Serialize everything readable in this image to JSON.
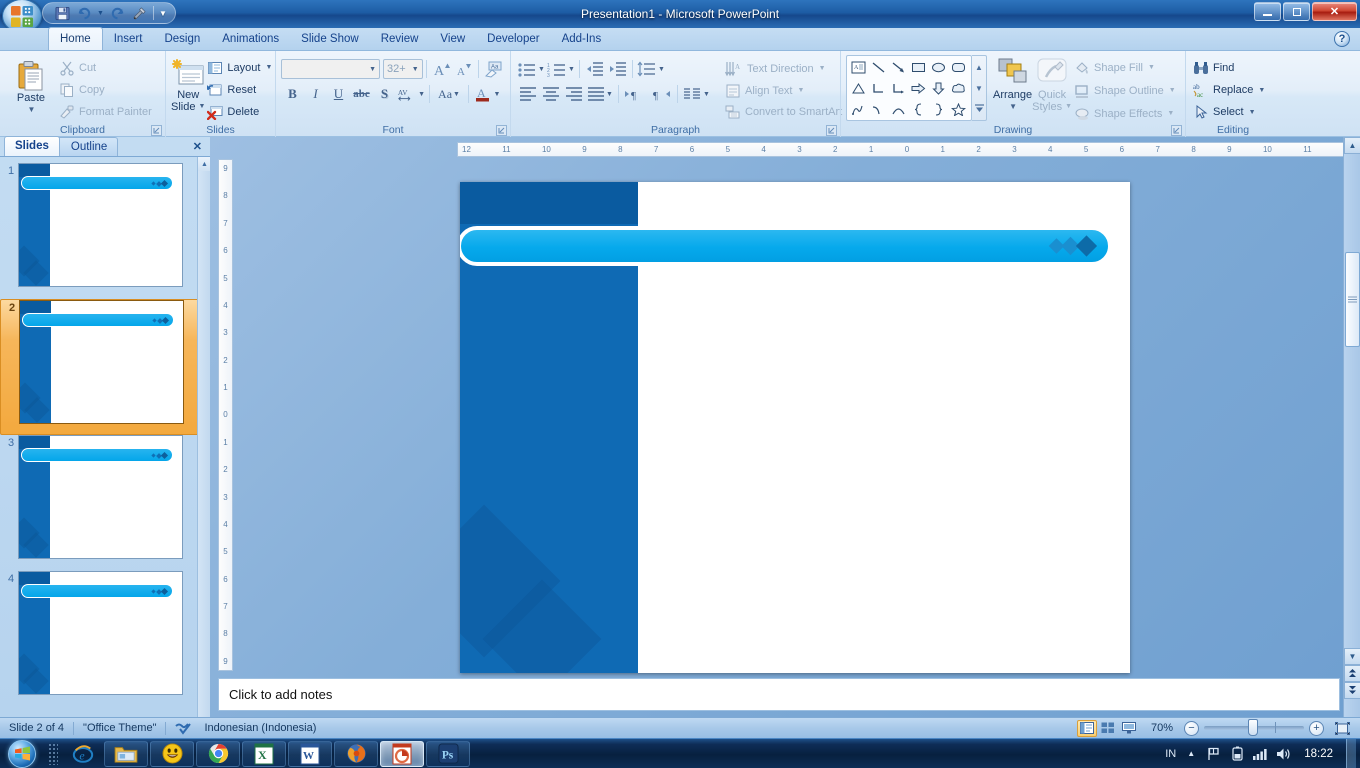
{
  "window": {
    "title": "Presentation1 - Microsoft PowerPoint",
    "minimize": "–",
    "maximize": "❐",
    "close": "✕",
    "office_button": "office-logo",
    "help": "?"
  },
  "quick_access": [
    {
      "name": "save",
      "icon": "save-icon"
    },
    {
      "name": "undo",
      "icon": "undo-icon"
    },
    {
      "name": "undo-dropdown",
      "icon": "chevron-down-icon"
    },
    {
      "name": "redo",
      "icon": "redo-icon"
    },
    {
      "name": "customize-tools",
      "icon": "tools-icon"
    },
    {
      "name": "customize-qat",
      "icon": "chevron-down-icon"
    }
  ],
  "tabs": [
    {
      "label": "Home",
      "active": true
    },
    {
      "label": "Insert",
      "active": false
    },
    {
      "label": "Design",
      "active": false
    },
    {
      "label": "Animations",
      "active": false
    },
    {
      "label": "Slide Show",
      "active": false
    },
    {
      "label": "Review",
      "active": false
    },
    {
      "label": "View",
      "active": false
    },
    {
      "label": "Developer",
      "active": false
    },
    {
      "label": "Add-Ins",
      "active": false
    }
  ],
  "ribbon": {
    "clipboard": {
      "label": "Clipboard",
      "paste": "Paste",
      "cut": "Cut",
      "copy": "Copy",
      "format_painter": "Format Painter"
    },
    "slides": {
      "label": "Slides",
      "new_slide_line1": "New",
      "new_slide_line2": "Slide",
      "layout": "Layout",
      "reset": "Reset",
      "delete": "Delete"
    },
    "font": {
      "label": "Font",
      "font_name_value": "",
      "font_size_value": "32+",
      "bold": "B",
      "italic": "I",
      "underline": "U",
      "strikethrough": "abc",
      "shadow": "S",
      "character_spacing": "AV",
      "change_case": "Aa",
      "font_color": "A",
      "grow_font": "A",
      "shrink_font": "A",
      "clear_formatting": "Aa"
    },
    "paragraph": {
      "label": "Paragraph",
      "text_direction": "Text Direction",
      "align_text": "Align Text",
      "convert_to_smartart": "Convert to SmartArt"
    },
    "drawing": {
      "label": "Drawing",
      "arrange": "Arrange",
      "quick_styles_line1": "Quick",
      "quick_styles_line2": "Styles",
      "shape_fill": "Shape Fill",
      "shape_outline": "Shape Outline",
      "shape_effects": "Shape Effects",
      "shapes": [
        "text-box-shape",
        "line-shape",
        "arrow-shape",
        "rectangle-shape",
        "oval-shape",
        "rounded-rectangle-shape",
        "triangle-shape",
        "elbow-connector-shape",
        "elbow-arrow-connector-shape",
        "right-arrow-shape",
        "down-arrow-shape",
        "cloud-shape",
        "scribble-shape",
        "curve-shape",
        "arc-shape",
        "left-brace-shape",
        "right-brace-shape",
        "star-shape"
      ]
    },
    "editing": {
      "label": "Editing",
      "find": "Find",
      "replace": "Replace",
      "select": "Select"
    }
  },
  "left_panel": {
    "tabs": [
      {
        "label": "Slides",
        "active": true
      },
      {
        "label": "Outline",
        "active": false
      }
    ],
    "close": "✕",
    "slides": [
      {
        "number": "1",
        "selected": false
      },
      {
        "number": "2",
        "selected": true
      },
      {
        "number": "3",
        "selected": false
      },
      {
        "number": "4",
        "selected": false
      }
    ]
  },
  "ruler": {
    "horizontal": [
      "12",
      "11",
      "10",
      "9",
      "8",
      "7",
      "6",
      "5",
      "4",
      "3",
      "2",
      "1",
      "0",
      "1",
      "2",
      "3",
      "4",
      "5",
      "6",
      "7",
      "8",
      "9",
      "10",
      "11",
      "12"
    ],
    "vertical": [
      "9",
      "8",
      "7",
      "6",
      "5",
      "4",
      "3",
      "2",
      "1",
      "0",
      "1",
      "2",
      "3",
      "4",
      "5",
      "6",
      "7",
      "8",
      "9"
    ]
  },
  "slide": {
    "theme_colors": {
      "left_bar": "#0f6ab4",
      "top_header": "#0a5ba0",
      "banner_start": "#2cb8f0",
      "banner_end": "#029fe3",
      "diamond": "rgba(12,86,150,.40)"
    },
    "dots_count": 3
  },
  "notes": {
    "placeholder": "Click to add notes"
  },
  "status_bar": {
    "slide_info": "Slide 2 of 4",
    "theme": "\"Office Theme\"",
    "language": "Indonesian (Indonesia)",
    "spell_icon": "spell-check-icon",
    "zoom_value": "70%",
    "zoom_out": "−",
    "zoom_in": "+",
    "views": [
      {
        "name": "normal-view",
        "active": true
      },
      {
        "name": "slide-sorter-view",
        "active": false
      },
      {
        "name": "slide-show-view",
        "active": false
      }
    ],
    "fit_to_window": "fit-slide-icon"
  },
  "taskbar": {
    "start": "windows-start-icon",
    "items": [
      {
        "name": "internet-explorer",
        "icon": "ie-icon",
        "active": false,
        "plain": true
      },
      {
        "name": "windows-explorer",
        "icon": "folder-icon",
        "active": false
      },
      {
        "name": "yahoo-messenger",
        "icon": "smiley-icon",
        "active": false
      },
      {
        "name": "google-chrome",
        "icon": "chrome-icon",
        "active": false
      },
      {
        "name": "microsoft-excel",
        "icon": "excel-icon",
        "active": false
      },
      {
        "name": "microsoft-word",
        "icon": "word-icon",
        "active": false
      },
      {
        "name": "mozilla-firefox",
        "icon": "firefox-icon",
        "active": false
      },
      {
        "name": "microsoft-powerpoint",
        "icon": "powerpoint-icon",
        "active": true
      },
      {
        "name": "adobe-photoshop",
        "icon": "photoshop-icon",
        "active": false
      }
    ],
    "tray": {
      "language": "IN",
      "show_hidden": "chevron-up-icon",
      "action_center": "flag-icon",
      "battery": "battery-icon",
      "network": "signal-icon",
      "volume": "speaker-icon",
      "clock": "18:22"
    }
  }
}
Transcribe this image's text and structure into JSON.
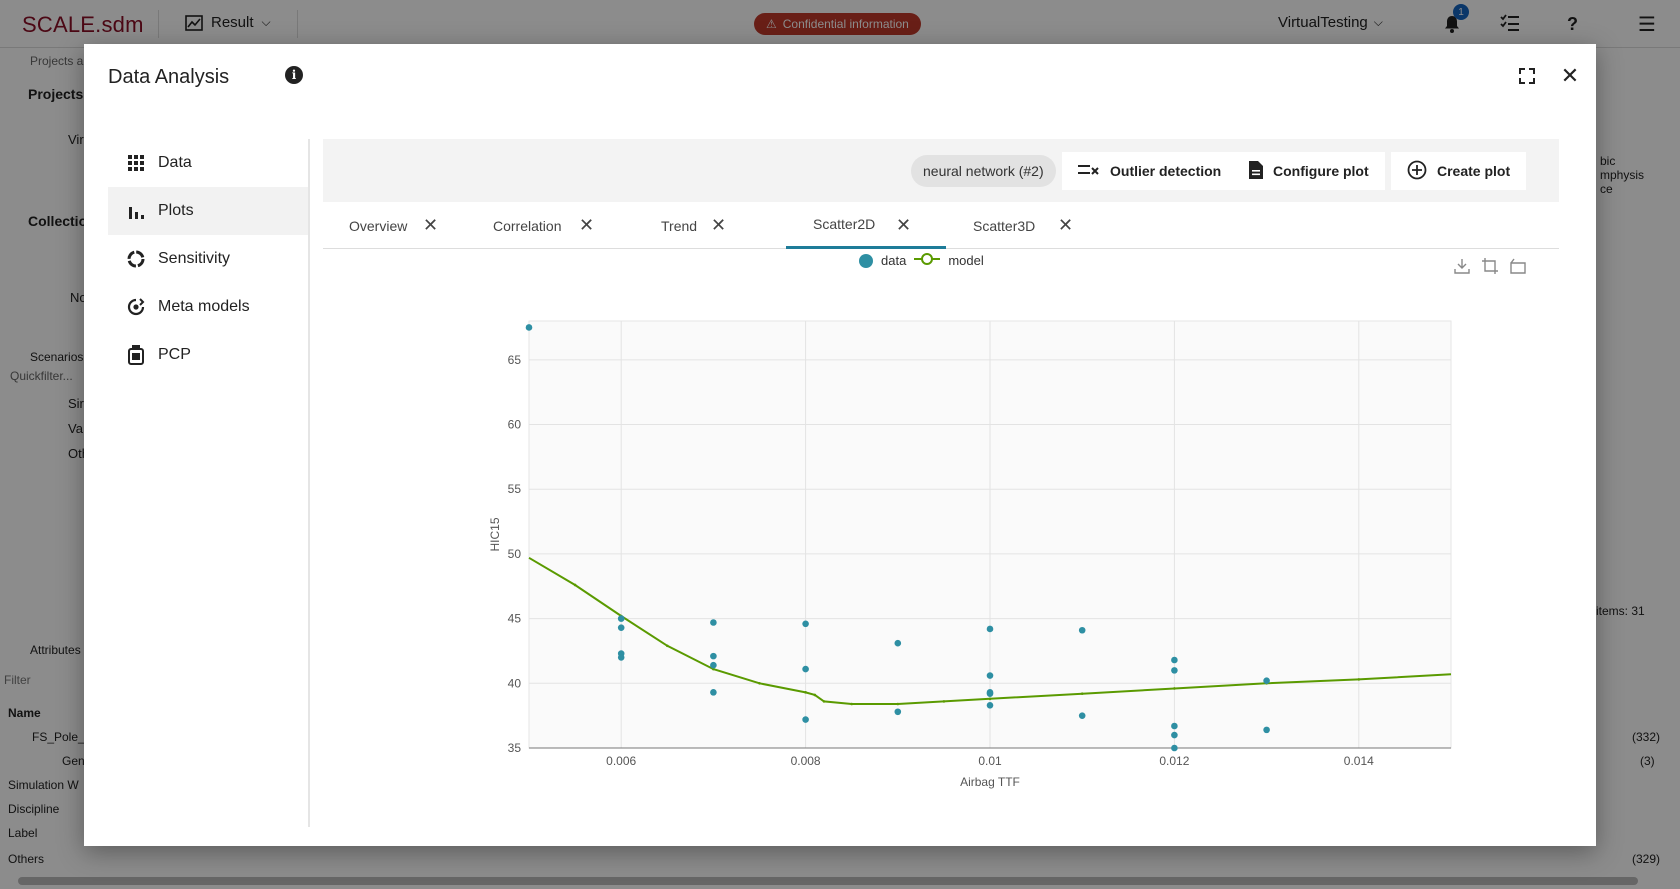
{
  "topbar": {
    "logo": "SCALE.sdm",
    "result_label": "Result",
    "confidential": "Confidential information",
    "workspace": "VirtualTesting",
    "notification_count": "1"
  },
  "background": {
    "left_items": [
      "Projects a",
      "Projects",
      "Vir",
      "Collectio",
      "No",
      "Scenarios",
      "Quickfilter...",
      "Sir",
      "Va",
      "Oth",
      "Attributes",
      "Filter",
      "Name",
      "FS_Pole_",
      "Gen",
      "Simulation W",
      "Discipline",
      "Label",
      "Others"
    ],
    "right_items": [
      "bic",
      "mphysis",
      "ce",
      "items: 31",
      "(332)",
      "(3)",
      "(329)"
    ]
  },
  "modal": {
    "title": "Data Analysis",
    "sidebar": [
      {
        "label": "Data",
        "icon": "grid-icon"
      },
      {
        "label": "Plots",
        "icon": "bar-chart-icon"
      },
      {
        "label": "Sensitivity",
        "icon": "donut-icon"
      },
      {
        "label": "Meta models",
        "icon": "meta-model-icon"
      },
      {
        "label": "PCP",
        "icon": "pcp-icon"
      }
    ],
    "toolbar": {
      "chip": "neural network (#2)",
      "outlier": "Outlier detection",
      "configure": "Configure plot",
      "create": "Create plot"
    },
    "tabs": [
      "Overview",
      "Correlation",
      "Trend",
      "Scatter2D",
      "Scatter3D"
    ],
    "active_tab": "Scatter2D"
  },
  "chart_data": {
    "type": "scatter",
    "xlabel": "Airbag TTF",
    "ylabel": "HIC15",
    "xlim": [
      0.005,
      0.015
    ],
    "ylim": [
      35,
      68
    ],
    "xticks": [
      "0.006",
      "0.008",
      "0.01",
      "0.012",
      "0.014"
    ],
    "yticks": [
      "35",
      "40",
      "45",
      "50",
      "55",
      "60",
      "65"
    ],
    "grid": true,
    "legend_position": "top-center",
    "series": [
      {
        "name": "data",
        "color": "#2e8fa3",
        "points": [
          [
            0.005,
            67.5
          ],
          [
            0.006,
            45.0
          ],
          [
            0.006,
            44.3
          ],
          [
            0.006,
            42.3
          ],
          [
            0.006,
            42.0
          ],
          [
            0.007,
            44.7
          ],
          [
            0.007,
            42.1
          ],
          [
            0.007,
            41.4
          ],
          [
            0.007,
            39.3
          ],
          [
            0.008,
            44.6
          ],
          [
            0.008,
            41.1
          ],
          [
            0.008,
            37.2
          ],
          [
            0.009,
            43.1
          ],
          [
            0.009,
            37.8
          ],
          [
            0.01,
            44.2
          ],
          [
            0.01,
            40.6
          ],
          [
            0.01,
            39.3
          ],
          [
            0.01,
            39.2
          ],
          [
            0.01,
            38.3
          ],
          [
            0.011,
            44.1
          ],
          [
            0.011,
            37.5
          ],
          [
            0.012,
            41.8
          ],
          [
            0.012,
            41.0
          ],
          [
            0.012,
            36.7
          ],
          [
            0.012,
            36.0
          ],
          [
            0.012,
            35.0
          ],
          [
            0.013,
            40.2
          ],
          [
            0.013,
            36.4
          ]
        ]
      },
      {
        "name": "model",
        "color": "#5a9a00",
        "points": [
          [
            0.005,
            49.7
          ],
          [
            0.0055,
            47.6
          ],
          [
            0.006,
            45.2
          ],
          [
            0.0065,
            42.9
          ],
          [
            0.007,
            41.1
          ],
          [
            0.0075,
            40.0
          ],
          [
            0.008,
            39.3
          ],
          [
            0.0081,
            39.1
          ],
          [
            0.0082,
            38.6
          ],
          [
            0.0085,
            38.4
          ],
          [
            0.009,
            38.4
          ],
          [
            0.0095,
            38.6
          ],
          [
            0.01,
            38.8
          ],
          [
            0.011,
            39.2
          ],
          [
            0.012,
            39.6
          ],
          [
            0.013,
            40.0
          ],
          [
            0.014,
            40.3
          ],
          [
            0.015,
            40.7
          ]
        ]
      }
    ]
  }
}
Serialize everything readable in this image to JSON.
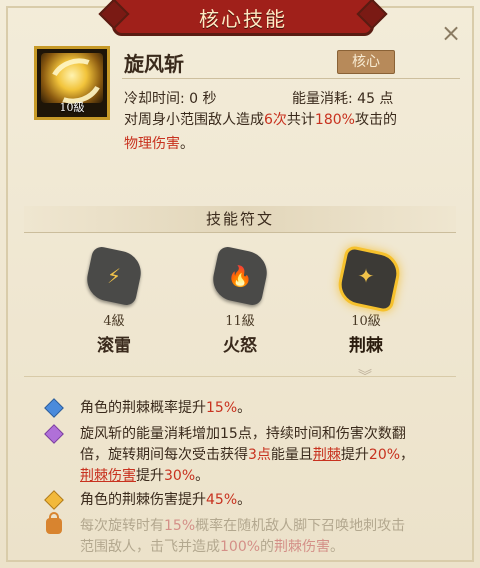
{
  "header": {
    "title": "核心技能",
    "close_label": "×"
  },
  "skill": {
    "icon": "whirlwind-icon",
    "level": "10級",
    "name": "旋风斩",
    "tag": "核心",
    "cooldown": "冷却时间: 0 秒",
    "energy": "能量消耗: 45 点",
    "desc_pre": "对周身小范围敌人造成",
    "desc_times": "6次",
    "desc_mid": "共计",
    "desc_pct": "180%",
    "desc_post": "攻击的",
    "desc_type": "物理伤害",
    "desc_end": "。"
  },
  "runes": {
    "title": "技能符文",
    "items": [
      {
        "level": "4級",
        "name": "滚雷",
        "icon": "thunder-rune-icon",
        "symbol": "⚡"
      },
      {
        "level": "11級",
        "name": "火怒",
        "icon": "fire-rune-icon",
        "symbol": "🔥"
      },
      {
        "level": "10級",
        "name": "荆棘",
        "icon": "thorn-rune-icon",
        "symbol": "✦"
      }
    ]
  },
  "effects": {
    "e1": {
      "a": "角色的荆棘概率提升",
      "b": "15%",
      "c": "。"
    },
    "e2": {
      "l1": "旋风斩的能量消耗增加15点，持续时间和伤害次数翻",
      "l2a": "倍，旋转期间每次受击获得",
      "l2b": "3点",
      "l2c": "能量且",
      "l2d": "荆棘",
      "l2e": "提升",
      "l2f": "20%",
      "l2g": "，",
      "l3a": "荆棘伤害",
      "l3b": "提升",
      "l3c": "30%",
      "l3d": "。"
    },
    "e3": {
      "a": "角色的荆棘伤害提升",
      "b": "45%",
      "c": "。"
    },
    "e4": {
      "l1a": "每次旋转时有",
      "l1b": "15%",
      "l1c": "概率在随机敌人脚下召唤地刺攻击",
      "l2a": "范围敌人，击飞并造成",
      "l2b": "100%",
      "l2c": "的",
      "l2d": "荆棘伤害",
      "l2e": "。"
    }
  },
  "colors": {
    "accent_red": "#c8321f",
    "banner": "#a0201a",
    "gold": "#f6c12c"
  }
}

#####

Set exercise –
Answer with one number only: how many lines above contain the word "customize".

The response –
2